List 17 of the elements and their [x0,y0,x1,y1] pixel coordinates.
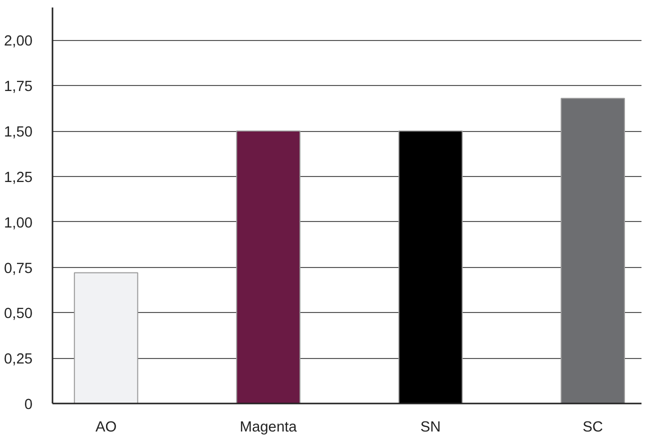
bar [560,98,625,404]
y-tick-label: 0,25 [4,352,33,368]
bar [236,130,300,404]
y-tick-label: 2,00 [4,34,33,50]
bar [74,272,138,404]
y-tick-label: 1,25 [4,170,33,186]
y-tick-label: 1,50 [4,124,33,141]
y-tick-label: 0 [24,397,33,413]
x-tick-label: SN [420,420,441,436]
x-tick-label: AO [95,420,117,436]
y-tick-label: 1,00 [4,215,33,232]
bar [398,130,463,404]
x-tick-label: Magenta [240,420,298,436]
y-tick-label: 0,50 [4,306,33,322]
y-tick-label: 0,75 [4,260,33,277]
y-tick-label: 1,75 [4,79,33,96]
x-tick-label: SC [582,420,604,436]
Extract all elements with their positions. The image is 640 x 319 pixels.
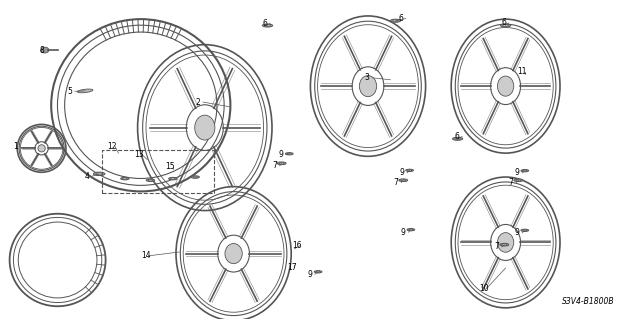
Ellipse shape [514, 179, 523, 182]
Text: S3V4-B1800B: S3V4-B1800B [562, 297, 614, 306]
Ellipse shape [390, 19, 401, 22]
Ellipse shape [41, 47, 49, 53]
Ellipse shape [406, 169, 413, 172]
Ellipse shape [516, 180, 521, 181]
Text: 9: 9 [515, 228, 520, 237]
Ellipse shape [500, 24, 511, 27]
Ellipse shape [96, 173, 102, 175]
Ellipse shape [407, 228, 415, 231]
Ellipse shape [500, 243, 509, 246]
Ellipse shape [279, 163, 284, 164]
Ellipse shape [287, 153, 291, 154]
Text: 1: 1 [13, 142, 17, 151]
Text: 6: 6 [262, 19, 268, 28]
Ellipse shape [262, 24, 273, 27]
Text: 9: 9 [307, 270, 312, 279]
Ellipse shape [122, 178, 127, 179]
Ellipse shape [521, 229, 529, 232]
Ellipse shape [38, 145, 45, 152]
Ellipse shape [408, 170, 412, 171]
Ellipse shape [455, 138, 460, 140]
Ellipse shape [195, 115, 215, 140]
Text: 9: 9 [401, 228, 406, 237]
Text: 10: 10 [479, 284, 488, 293]
Ellipse shape [169, 177, 177, 180]
Ellipse shape [77, 89, 93, 93]
Ellipse shape [121, 177, 129, 180]
Text: 4: 4 [84, 172, 90, 181]
Ellipse shape [399, 179, 408, 182]
Text: 9: 9 [399, 168, 404, 177]
Text: 15: 15 [165, 162, 175, 171]
Ellipse shape [170, 178, 175, 179]
Text: 16: 16 [292, 241, 302, 250]
Ellipse shape [277, 162, 286, 165]
Text: 7: 7 [509, 178, 514, 187]
Text: 8: 8 [40, 46, 44, 55]
Ellipse shape [497, 76, 514, 96]
Text: 11: 11 [517, 67, 527, 76]
Ellipse shape [452, 137, 463, 140]
Ellipse shape [503, 25, 508, 26]
Ellipse shape [265, 25, 270, 26]
Text: 6: 6 [501, 19, 506, 27]
Ellipse shape [497, 233, 514, 252]
Ellipse shape [360, 76, 376, 97]
Ellipse shape [393, 20, 398, 22]
Ellipse shape [401, 180, 406, 181]
Ellipse shape [93, 172, 105, 175]
Ellipse shape [285, 152, 293, 155]
Text: 9: 9 [278, 150, 284, 159]
Text: 2: 2 [195, 98, 200, 107]
Text: 9: 9 [515, 168, 520, 177]
Ellipse shape [314, 271, 322, 273]
Text: 5: 5 [67, 87, 72, 96]
Text: 3: 3 [365, 73, 370, 82]
Text: 7: 7 [494, 242, 499, 251]
Ellipse shape [521, 169, 529, 172]
Text: 13: 13 [134, 150, 144, 159]
Ellipse shape [523, 230, 527, 231]
Ellipse shape [193, 176, 198, 178]
Ellipse shape [523, 170, 527, 171]
Text: 7: 7 [394, 178, 399, 187]
Text: 6: 6 [398, 14, 403, 23]
Ellipse shape [409, 229, 413, 230]
Ellipse shape [502, 244, 507, 245]
Ellipse shape [191, 176, 200, 178]
Text: 14: 14 [141, 251, 150, 260]
Ellipse shape [316, 271, 320, 272]
Ellipse shape [148, 180, 153, 181]
Text: 12: 12 [108, 142, 117, 151]
Text: 17: 17 [287, 263, 296, 272]
Text: 6: 6 [454, 132, 460, 141]
Ellipse shape [225, 244, 243, 263]
Ellipse shape [146, 179, 154, 182]
Text: 7: 7 [272, 161, 277, 170]
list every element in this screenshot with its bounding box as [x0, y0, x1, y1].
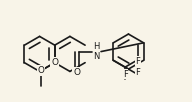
Text: O: O [51, 58, 58, 67]
Text: H
N: H N [93, 42, 99, 61]
Text: F: F [123, 70, 127, 79]
Text: F: F [135, 68, 140, 78]
Text: O: O [38, 66, 45, 75]
Text: F: F [135, 57, 140, 66]
Text: O: O [73, 68, 80, 76]
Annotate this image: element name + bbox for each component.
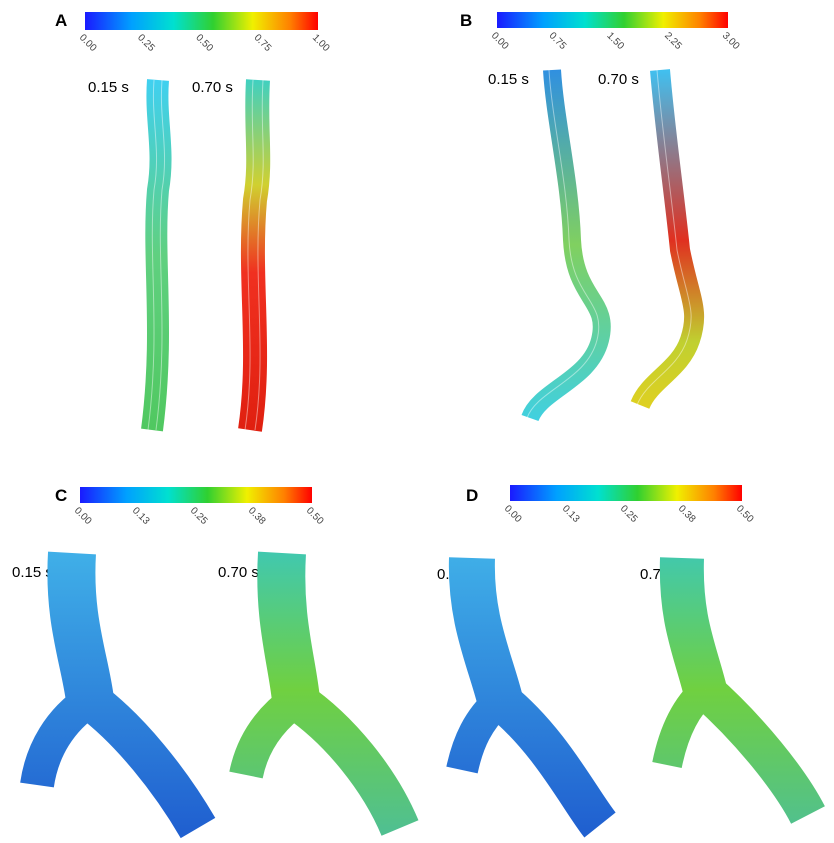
panel-label: C	[55, 486, 67, 505]
colorbar-tick-label: 0.25	[135, 32, 157, 54]
panel-label: B	[460, 11, 472, 30]
colorbar-tick-label: 0.50	[193, 32, 215, 54]
colorbar-tick-label: 2.25	[662, 30, 684, 52]
colorbar-tick-label: 0.50	[304, 505, 326, 527]
colorbar	[80, 487, 312, 503]
colorbar-tick-label: 1.00	[310, 32, 332, 54]
panel-label: A	[55, 11, 67, 30]
vessel	[246, 553, 400, 828]
panel-label: D	[466, 486, 478, 505]
colorbar-tick-label: 0.00	[77, 32, 99, 54]
time-label: 0.15 s	[88, 79, 129, 96]
time-label: 0.15 s	[12, 564, 53, 581]
colorbar-tick-label: 0.00	[489, 30, 511, 52]
vessel	[667, 558, 808, 815]
time-label: 0.70 s	[598, 71, 639, 88]
colorbar-tick-label: 0.00	[72, 505, 94, 527]
colorbar-tick-label: 0.75	[252, 32, 274, 54]
colorbar	[85, 12, 318, 30]
vessel	[530, 70, 602, 418]
time-label: 0.70 s	[192, 79, 233, 96]
colorbar-tick-label: 0.38	[676, 503, 698, 525]
colorbar-tick-label: 0.13	[130, 505, 152, 527]
time-label: 0.15 s	[488, 71, 529, 88]
vessel	[37, 553, 198, 828]
vessel	[462, 558, 600, 825]
colorbar-tick-label: 0.25	[188, 505, 210, 527]
colorbar-tick-label: 0.13	[560, 503, 582, 525]
colorbar	[510, 485, 742, 501]
colorbar-tick-label: 0.50	[734, 503, 756, 525]
colorbar-tick-label: 0.38	[246, 505, 268, 527]
colorbar-tick-label: 0.00	[502, 503, 524, 525]
colorbar-tick-label: 1.50	[604, 30, 626, 52]
colorbar-tick-label: 3.00	[720, 30, 742, 52]
time-label: 0.70 s	[218, 564, 259, 581]
colorbar-tick-label: 0.75	[547, 30, 569, 52]
figure: A 0.15 s 0.70 s B 0.15 s 0.70 s C 0.15 s…	[0, 0, 834, 843]
vessel	[640, 70, 694, 405]
vessel	[250, 80, 258, 430]
colorbar-tick-label: 0.25	[618, 503, 640, 525]
colorbar	[497, 12, 728, 28]
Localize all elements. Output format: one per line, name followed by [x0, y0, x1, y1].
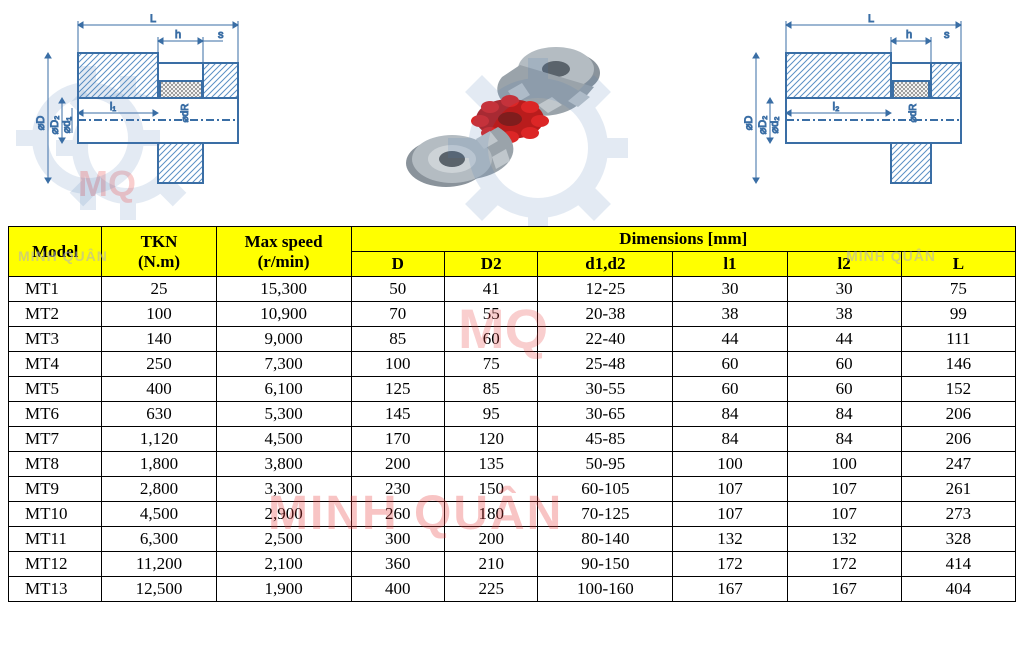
- col-d1d2: d1,d2: [538, 252, 673, 277]
- spec-table: Model TKN(N.m) Max speed(r/min) Dimensio…: [8, 226, 1016, 602]
- col-l: L: [901, 252, 1015, 277]
- table-row: MT66305,3001459530-658484206: [9, 402, 1016, 427]
- table-row: MT12515,300504112-25303075: [9, 277, 1016, 302]
- svg-text:s: s: [944, 29, 950, 41]
- tech-drawing-left: L h s ⌀D ⌀D₂ ⌀d₁ l₁ ⌀dR: [8, 13, 308, 213]
- diagram-row: MQ: [8, 8, 1016, 218]
- table-row: MT1211,2002,10036021090-150172172414: [9, 552, 1016, 577]
- svg-text:h: h: [175, 29, 181, 41]
- table-row: MT210010,900705520-38383899: [9, 302, 1016, 327]
- col-d: D: [351, 252, 444, 277]
- spec-table-wrap: MINH QUÂN MINH QUÂN MQ MINH QUÂN Model T…: [8, 226, 1016, 602]
- col-d2: D2: [444, 252, 537, 277]
- table-row: MT92,8003,30023015060-105107107261: [9, 477, 1016, 502]
- svg-text:⌀d₁: ⌀d₁: [61, 116, 73, 133]
- svg-text:⌀D: ⌀D: [743, 116, 755, 131]
- svg-text:L: L: [150, 13, 156, 25]
- svg-text:⌀dR: ⌀dR: [180, 104, 191, 123]
- table-row: MT71,1204,50017012045-858484206: [9, 427, 1016, 452]
- tech-drawing-right: L h s ⌀D ⌀D₂ ⌀d₂ l₂ ⌀dR: [716, 13, 1016, 213]
- svg-text:⌀D: ⌀D: [35, 116, 47, 131]
- svg-text:s: s: [218, 29, 224, 41]
- svg-text:l₂: l₂: [833, 101, 840, 113]
- col-l2: l2: [787, 252, 901, 277]
- table-row: MT104,5002,90026018070-125107107273: [9, 502, 1016, 527]
- col-model: Model: [9, 227, 102, 277]
- svg-text:⌀D₂: ⌀D₂: [49, 116, 61, 135]
- table-row: MT81,8003,80020013550-95100100247: [9, 452, 1016, 477]
- table-row: MT31409,000856022-404444111: [9, 327, 1016, 352]
- svg-text:L: L: [868, 13, 874, 25]
- col-dimensions: Dimensions [mm]: [351, 227, 1015, 252]
- svg-text:⌀dR: ⌀dR: [908, 104, 919, 123]
- table-row: MT42507,3001007525-486060146: [9, 352, 1016, 377]
- svg-text:⌀D₂: ⌀D₂: [757, 116, 769, 135]
- svg-text:l₁: l₁: [110, 101, 116, 113]
- coupling-render: [362, 13, 662, 213]
- col-l1: l1: [673, 252, 787, 277]
- col-tkn: TKN(N.m): [102, 227, 216, 277]
- table-row: MT116,3002,50030020080-140132132328: [9, 527, 1016, 552]
- table-row: MT54006,1001258530-556060152: [9, 377, 1016, 402]
- col-maxspeed: Max speed(r/min): [216, 227, 351, 277]
- svg-text:⌀d₂: ⌀d₂: [769, 116, 781, 133]
- svg-text:h: h: [906, 29, 912, 41]
- table-row: MT1312,5001,900400225100-160167167404: [9, 577, 1016, 602]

○ ○ ○ ○ ○

To do: Present the span of the items that opens with the line containing "Ellipse shape [514, 179, 523, 182]" and closes with the line containing "Ellipse shape [500, 24, 511, 27]" as a Markdown table, using a No. column for the row number and an Entry column for the line. Omit any blank lines.

Solved exercise:
| No. | Entry |
|---|---|
| 1 | Ellipse shape [514, 179, 523, 182] |
| 2 | Text: S3V4-B1800B: S3V4-B1800B [562, 297, 614, 306] |
| 3 | Ellipse shape [390, 19, 401, 22] |
| 4 | Ellipse shape [41, 47, 49, 53] |
| 5 | Ellipse shape [406, 169, 413, 172] |
| 6 | Ellipse shape [516, 180, 521, 181] |
| 7 | Text: 9: 9 [515, 228, 520, 237] |
| 8 | Ellipse shape [500, 24, 511, 27] |